What you are asked to do: Each line containing the word "this" should be found and copied.

Input rows:
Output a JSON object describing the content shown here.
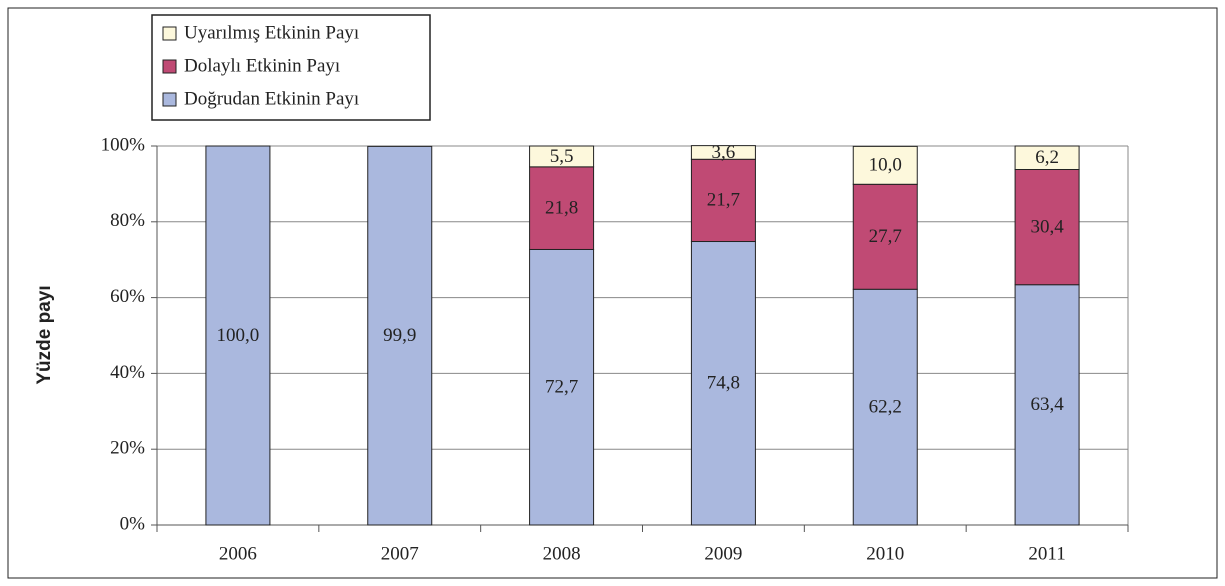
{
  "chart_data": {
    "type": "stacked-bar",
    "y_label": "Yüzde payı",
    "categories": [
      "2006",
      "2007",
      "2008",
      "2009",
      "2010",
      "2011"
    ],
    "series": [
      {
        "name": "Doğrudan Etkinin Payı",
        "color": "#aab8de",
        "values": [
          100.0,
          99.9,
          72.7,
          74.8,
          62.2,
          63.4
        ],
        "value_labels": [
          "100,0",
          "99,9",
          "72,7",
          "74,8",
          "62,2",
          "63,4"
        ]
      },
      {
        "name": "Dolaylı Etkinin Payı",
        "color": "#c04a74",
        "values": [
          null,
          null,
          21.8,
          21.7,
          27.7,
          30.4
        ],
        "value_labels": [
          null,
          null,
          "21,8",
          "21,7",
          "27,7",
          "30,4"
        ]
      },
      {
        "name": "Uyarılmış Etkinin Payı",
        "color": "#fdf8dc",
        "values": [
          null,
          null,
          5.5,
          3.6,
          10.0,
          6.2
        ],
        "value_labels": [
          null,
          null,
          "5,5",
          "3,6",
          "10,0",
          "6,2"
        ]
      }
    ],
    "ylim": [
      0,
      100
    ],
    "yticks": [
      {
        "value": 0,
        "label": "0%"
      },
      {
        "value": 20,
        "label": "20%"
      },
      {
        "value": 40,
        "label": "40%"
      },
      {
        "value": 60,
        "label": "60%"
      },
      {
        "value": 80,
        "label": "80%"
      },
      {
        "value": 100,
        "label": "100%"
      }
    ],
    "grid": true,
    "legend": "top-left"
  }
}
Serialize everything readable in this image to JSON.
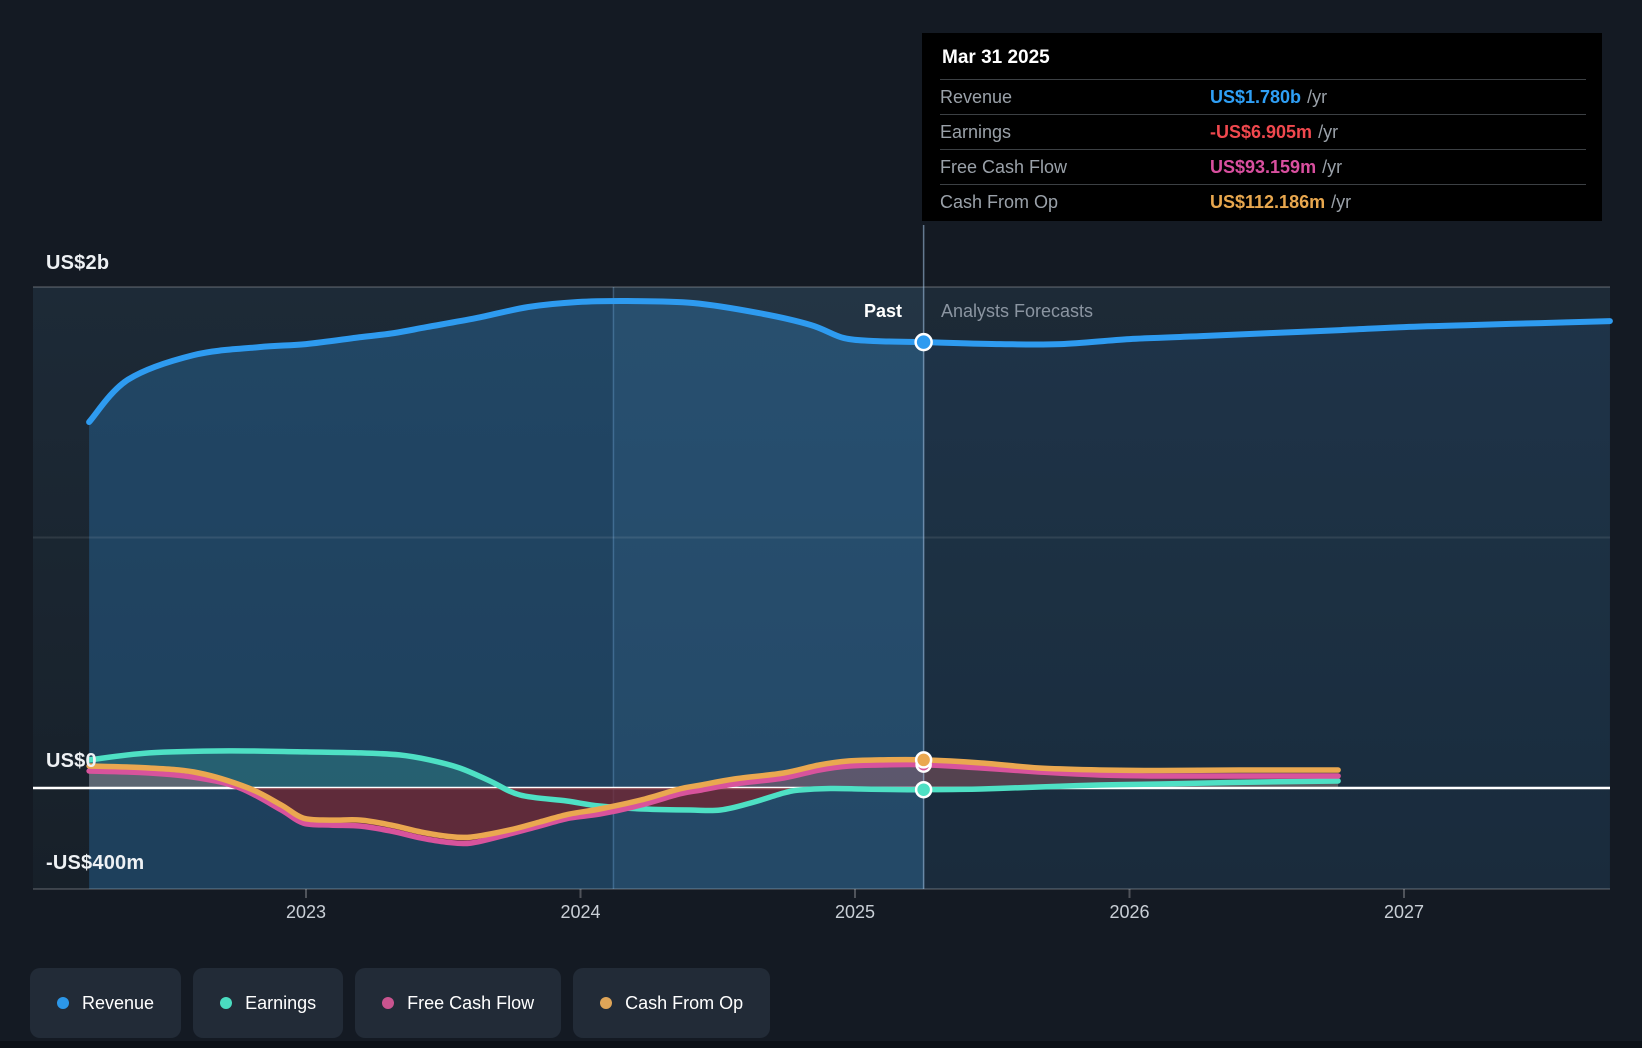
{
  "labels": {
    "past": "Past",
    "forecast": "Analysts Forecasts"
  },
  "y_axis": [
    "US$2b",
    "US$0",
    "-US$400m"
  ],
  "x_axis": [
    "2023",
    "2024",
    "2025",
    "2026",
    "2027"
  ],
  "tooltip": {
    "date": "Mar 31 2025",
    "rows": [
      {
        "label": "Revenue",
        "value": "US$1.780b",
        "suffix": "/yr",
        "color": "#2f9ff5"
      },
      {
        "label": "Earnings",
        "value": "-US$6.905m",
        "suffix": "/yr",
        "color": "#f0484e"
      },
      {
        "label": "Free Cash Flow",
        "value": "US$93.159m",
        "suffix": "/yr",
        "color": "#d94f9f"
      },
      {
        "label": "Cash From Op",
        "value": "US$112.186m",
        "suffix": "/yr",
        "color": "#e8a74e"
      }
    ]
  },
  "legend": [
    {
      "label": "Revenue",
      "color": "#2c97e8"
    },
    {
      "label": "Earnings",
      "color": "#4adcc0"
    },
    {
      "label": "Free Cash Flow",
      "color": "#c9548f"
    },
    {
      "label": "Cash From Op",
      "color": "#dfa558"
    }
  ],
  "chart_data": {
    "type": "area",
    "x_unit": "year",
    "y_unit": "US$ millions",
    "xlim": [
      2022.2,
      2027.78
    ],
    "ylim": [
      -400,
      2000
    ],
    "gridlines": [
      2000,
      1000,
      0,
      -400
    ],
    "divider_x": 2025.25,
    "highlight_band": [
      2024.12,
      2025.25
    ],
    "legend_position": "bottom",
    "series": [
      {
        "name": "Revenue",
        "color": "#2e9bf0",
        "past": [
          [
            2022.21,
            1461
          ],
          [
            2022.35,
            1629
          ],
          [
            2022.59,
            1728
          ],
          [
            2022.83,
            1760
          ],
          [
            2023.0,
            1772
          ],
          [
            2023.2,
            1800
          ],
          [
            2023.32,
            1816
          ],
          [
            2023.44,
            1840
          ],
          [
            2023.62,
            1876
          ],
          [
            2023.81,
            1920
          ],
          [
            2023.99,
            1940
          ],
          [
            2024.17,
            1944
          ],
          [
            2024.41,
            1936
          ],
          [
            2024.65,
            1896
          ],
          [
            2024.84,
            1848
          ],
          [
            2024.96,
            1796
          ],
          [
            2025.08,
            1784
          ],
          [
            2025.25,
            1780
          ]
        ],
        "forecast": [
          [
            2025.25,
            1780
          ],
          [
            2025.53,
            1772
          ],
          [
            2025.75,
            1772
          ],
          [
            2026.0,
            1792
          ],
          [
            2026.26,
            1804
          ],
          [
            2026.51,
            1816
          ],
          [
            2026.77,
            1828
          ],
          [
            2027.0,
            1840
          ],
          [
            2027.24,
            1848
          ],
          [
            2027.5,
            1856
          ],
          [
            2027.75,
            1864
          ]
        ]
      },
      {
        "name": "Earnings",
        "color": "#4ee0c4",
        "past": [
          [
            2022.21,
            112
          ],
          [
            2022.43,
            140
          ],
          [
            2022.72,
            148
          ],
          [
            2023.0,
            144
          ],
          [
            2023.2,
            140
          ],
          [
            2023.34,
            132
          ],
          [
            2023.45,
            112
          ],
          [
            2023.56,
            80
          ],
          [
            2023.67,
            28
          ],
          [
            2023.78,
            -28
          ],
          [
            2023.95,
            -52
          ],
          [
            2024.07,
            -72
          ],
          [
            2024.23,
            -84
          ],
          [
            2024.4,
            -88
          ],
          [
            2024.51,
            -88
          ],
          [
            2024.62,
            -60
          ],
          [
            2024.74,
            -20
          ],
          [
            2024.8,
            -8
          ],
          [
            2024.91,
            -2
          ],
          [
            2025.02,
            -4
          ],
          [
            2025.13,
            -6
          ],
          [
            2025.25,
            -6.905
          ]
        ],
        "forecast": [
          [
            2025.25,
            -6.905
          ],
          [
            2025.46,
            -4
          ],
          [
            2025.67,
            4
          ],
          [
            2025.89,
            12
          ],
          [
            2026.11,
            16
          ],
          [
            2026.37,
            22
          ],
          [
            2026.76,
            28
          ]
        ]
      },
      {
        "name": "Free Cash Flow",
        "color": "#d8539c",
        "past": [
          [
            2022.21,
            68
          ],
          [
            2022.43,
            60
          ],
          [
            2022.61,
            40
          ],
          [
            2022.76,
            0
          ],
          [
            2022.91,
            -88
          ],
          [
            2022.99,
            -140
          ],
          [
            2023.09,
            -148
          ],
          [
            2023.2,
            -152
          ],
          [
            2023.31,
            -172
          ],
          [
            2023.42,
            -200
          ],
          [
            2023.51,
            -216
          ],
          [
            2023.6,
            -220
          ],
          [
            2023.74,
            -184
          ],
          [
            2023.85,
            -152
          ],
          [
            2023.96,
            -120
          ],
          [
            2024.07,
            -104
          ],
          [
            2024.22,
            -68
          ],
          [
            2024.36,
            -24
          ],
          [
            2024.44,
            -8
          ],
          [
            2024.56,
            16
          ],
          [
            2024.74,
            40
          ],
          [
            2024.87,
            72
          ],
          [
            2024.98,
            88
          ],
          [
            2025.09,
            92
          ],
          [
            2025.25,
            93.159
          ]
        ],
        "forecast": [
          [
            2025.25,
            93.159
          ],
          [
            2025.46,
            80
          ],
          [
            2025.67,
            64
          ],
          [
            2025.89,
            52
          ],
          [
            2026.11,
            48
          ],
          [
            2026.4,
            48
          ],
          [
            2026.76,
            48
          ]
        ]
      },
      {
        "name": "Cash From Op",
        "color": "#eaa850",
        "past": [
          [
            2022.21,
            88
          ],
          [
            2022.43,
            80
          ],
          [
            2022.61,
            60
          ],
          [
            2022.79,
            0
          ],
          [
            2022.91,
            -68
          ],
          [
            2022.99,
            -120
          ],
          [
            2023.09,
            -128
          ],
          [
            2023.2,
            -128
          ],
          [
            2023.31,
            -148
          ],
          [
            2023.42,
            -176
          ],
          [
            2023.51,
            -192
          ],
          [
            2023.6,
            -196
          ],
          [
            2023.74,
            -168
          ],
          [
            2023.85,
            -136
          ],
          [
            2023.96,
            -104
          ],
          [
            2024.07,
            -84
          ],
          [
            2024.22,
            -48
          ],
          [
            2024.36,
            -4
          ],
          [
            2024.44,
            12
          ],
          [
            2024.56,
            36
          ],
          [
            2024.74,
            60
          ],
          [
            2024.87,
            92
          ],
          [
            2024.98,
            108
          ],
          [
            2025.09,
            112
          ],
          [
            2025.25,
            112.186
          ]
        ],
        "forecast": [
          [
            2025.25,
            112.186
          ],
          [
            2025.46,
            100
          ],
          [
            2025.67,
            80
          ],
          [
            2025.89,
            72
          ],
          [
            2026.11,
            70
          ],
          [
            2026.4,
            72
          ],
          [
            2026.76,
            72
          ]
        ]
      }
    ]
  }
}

--

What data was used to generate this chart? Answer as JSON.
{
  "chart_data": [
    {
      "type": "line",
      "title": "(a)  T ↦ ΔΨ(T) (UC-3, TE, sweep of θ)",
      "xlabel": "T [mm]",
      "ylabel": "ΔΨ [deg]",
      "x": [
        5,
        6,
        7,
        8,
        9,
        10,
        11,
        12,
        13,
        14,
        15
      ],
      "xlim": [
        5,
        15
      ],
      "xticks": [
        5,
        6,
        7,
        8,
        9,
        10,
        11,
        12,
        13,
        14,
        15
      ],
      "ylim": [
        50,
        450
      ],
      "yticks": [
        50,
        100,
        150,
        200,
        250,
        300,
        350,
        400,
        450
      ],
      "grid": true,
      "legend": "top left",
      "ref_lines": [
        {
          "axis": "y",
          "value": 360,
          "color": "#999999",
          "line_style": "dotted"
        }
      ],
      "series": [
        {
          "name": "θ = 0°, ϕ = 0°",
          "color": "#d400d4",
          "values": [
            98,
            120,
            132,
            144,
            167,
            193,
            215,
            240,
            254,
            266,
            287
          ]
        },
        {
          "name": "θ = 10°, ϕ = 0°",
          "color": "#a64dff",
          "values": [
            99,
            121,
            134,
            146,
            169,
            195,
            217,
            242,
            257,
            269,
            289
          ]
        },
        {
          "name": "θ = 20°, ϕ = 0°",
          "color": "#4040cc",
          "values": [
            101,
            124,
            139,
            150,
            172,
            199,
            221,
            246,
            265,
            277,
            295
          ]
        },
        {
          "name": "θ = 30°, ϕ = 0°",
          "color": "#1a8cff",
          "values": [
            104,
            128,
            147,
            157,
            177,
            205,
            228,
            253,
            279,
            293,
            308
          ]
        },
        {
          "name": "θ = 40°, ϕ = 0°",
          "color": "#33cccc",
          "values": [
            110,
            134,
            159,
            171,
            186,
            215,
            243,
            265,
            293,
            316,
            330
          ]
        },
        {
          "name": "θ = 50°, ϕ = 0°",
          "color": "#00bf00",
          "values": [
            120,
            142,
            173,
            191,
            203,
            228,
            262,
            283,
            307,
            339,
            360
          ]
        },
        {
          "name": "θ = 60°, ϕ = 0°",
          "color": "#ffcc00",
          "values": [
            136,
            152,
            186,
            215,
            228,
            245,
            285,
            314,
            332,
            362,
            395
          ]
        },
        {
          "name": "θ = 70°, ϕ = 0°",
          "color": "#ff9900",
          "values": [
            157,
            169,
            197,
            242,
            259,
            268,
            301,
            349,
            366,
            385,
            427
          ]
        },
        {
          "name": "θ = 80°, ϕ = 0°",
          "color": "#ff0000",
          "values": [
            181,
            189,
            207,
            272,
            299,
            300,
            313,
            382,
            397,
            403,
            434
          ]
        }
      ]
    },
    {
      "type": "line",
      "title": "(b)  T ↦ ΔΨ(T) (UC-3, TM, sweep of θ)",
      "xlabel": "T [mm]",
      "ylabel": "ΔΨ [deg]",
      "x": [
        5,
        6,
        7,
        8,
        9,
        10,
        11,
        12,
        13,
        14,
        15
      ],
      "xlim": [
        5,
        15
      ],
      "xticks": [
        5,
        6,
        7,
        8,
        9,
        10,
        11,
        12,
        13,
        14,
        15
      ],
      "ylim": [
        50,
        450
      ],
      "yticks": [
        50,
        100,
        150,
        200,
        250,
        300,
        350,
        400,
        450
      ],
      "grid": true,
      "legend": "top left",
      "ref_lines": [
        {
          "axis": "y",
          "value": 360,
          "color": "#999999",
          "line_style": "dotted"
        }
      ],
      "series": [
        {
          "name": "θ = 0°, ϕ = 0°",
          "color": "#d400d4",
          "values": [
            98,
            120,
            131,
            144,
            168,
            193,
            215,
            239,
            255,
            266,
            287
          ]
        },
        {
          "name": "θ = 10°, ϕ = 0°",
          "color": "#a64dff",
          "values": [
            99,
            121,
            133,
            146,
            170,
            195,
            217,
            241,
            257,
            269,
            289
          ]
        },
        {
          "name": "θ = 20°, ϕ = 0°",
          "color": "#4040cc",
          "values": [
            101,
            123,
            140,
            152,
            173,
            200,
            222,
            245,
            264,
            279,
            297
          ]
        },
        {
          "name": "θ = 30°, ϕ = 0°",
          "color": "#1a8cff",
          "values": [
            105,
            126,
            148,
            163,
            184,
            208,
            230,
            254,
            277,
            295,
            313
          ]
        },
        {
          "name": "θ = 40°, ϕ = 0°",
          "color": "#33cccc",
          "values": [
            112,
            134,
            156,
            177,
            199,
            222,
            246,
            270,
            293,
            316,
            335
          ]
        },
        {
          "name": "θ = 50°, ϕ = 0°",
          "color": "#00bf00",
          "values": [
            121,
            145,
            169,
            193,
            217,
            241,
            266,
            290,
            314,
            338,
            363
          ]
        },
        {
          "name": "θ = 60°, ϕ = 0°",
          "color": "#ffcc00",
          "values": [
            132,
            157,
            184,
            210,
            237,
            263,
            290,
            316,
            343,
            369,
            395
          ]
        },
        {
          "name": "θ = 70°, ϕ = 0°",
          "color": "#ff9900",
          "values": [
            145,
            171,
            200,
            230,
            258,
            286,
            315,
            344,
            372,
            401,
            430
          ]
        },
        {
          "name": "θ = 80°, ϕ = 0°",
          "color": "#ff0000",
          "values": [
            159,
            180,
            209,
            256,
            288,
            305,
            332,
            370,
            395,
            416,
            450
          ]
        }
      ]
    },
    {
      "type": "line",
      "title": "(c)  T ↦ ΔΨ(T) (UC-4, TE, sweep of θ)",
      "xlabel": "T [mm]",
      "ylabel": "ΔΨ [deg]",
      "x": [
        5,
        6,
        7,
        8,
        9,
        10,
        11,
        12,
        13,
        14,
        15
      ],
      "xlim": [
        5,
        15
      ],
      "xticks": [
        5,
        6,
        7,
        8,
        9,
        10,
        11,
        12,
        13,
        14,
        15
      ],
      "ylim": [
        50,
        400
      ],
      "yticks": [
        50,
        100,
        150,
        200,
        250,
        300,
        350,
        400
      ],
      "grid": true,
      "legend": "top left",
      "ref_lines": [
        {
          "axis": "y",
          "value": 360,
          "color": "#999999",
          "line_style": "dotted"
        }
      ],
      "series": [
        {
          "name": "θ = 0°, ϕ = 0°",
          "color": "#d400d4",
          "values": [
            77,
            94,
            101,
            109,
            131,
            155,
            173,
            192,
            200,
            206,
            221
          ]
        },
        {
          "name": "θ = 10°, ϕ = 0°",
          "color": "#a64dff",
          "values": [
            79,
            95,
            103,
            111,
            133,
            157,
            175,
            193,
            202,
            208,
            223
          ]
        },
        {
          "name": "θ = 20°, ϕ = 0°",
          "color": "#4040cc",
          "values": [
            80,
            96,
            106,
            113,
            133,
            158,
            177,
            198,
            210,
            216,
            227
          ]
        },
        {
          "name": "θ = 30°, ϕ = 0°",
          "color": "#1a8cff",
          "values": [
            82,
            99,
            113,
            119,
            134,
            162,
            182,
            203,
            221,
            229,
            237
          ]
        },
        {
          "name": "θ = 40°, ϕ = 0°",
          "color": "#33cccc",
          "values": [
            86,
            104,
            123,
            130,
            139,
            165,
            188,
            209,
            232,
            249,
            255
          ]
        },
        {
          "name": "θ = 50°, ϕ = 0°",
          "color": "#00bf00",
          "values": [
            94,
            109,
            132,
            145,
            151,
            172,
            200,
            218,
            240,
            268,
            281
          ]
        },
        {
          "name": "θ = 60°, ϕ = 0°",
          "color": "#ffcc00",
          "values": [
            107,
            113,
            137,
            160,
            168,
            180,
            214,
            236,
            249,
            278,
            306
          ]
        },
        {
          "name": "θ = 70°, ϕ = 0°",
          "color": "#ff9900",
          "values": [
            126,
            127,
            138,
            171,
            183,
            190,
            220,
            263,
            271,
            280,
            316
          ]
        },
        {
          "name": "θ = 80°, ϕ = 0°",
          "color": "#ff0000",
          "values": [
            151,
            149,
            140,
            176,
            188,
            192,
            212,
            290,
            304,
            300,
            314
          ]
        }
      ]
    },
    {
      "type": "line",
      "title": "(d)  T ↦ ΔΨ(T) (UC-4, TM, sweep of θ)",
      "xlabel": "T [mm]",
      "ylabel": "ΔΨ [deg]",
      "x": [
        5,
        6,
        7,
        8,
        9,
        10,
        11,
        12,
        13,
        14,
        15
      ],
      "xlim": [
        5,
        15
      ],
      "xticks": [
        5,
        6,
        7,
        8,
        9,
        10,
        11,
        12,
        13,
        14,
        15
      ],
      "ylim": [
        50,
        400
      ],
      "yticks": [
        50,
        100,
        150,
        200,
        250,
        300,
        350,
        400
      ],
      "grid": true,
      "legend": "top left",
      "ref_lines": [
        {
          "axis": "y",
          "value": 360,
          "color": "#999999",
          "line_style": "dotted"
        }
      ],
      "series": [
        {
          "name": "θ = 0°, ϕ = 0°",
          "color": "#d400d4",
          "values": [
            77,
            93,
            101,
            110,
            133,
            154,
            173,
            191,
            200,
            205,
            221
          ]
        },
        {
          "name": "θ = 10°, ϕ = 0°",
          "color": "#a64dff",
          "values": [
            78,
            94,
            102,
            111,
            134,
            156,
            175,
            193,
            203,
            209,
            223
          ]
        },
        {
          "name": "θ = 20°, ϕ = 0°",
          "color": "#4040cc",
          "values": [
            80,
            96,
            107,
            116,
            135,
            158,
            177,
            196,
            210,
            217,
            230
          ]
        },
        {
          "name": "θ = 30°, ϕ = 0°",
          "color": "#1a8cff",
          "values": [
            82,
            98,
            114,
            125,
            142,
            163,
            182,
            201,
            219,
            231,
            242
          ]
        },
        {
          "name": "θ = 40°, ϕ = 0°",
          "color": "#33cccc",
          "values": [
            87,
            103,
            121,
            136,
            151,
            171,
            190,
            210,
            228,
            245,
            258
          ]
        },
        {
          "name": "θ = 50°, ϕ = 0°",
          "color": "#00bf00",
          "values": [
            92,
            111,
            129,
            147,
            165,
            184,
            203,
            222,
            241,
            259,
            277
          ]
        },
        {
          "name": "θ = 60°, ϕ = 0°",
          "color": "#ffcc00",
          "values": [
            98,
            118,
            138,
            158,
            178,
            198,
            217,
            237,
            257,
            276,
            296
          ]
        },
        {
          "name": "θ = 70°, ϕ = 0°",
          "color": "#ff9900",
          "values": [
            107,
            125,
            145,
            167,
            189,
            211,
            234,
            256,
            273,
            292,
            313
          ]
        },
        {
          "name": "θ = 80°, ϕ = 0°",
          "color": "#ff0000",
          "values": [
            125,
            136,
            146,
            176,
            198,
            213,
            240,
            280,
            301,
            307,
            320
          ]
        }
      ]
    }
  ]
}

Written solution:
Serialize everything readable in this image to JSON.
What data was used to generate this chart? Answer as JSON.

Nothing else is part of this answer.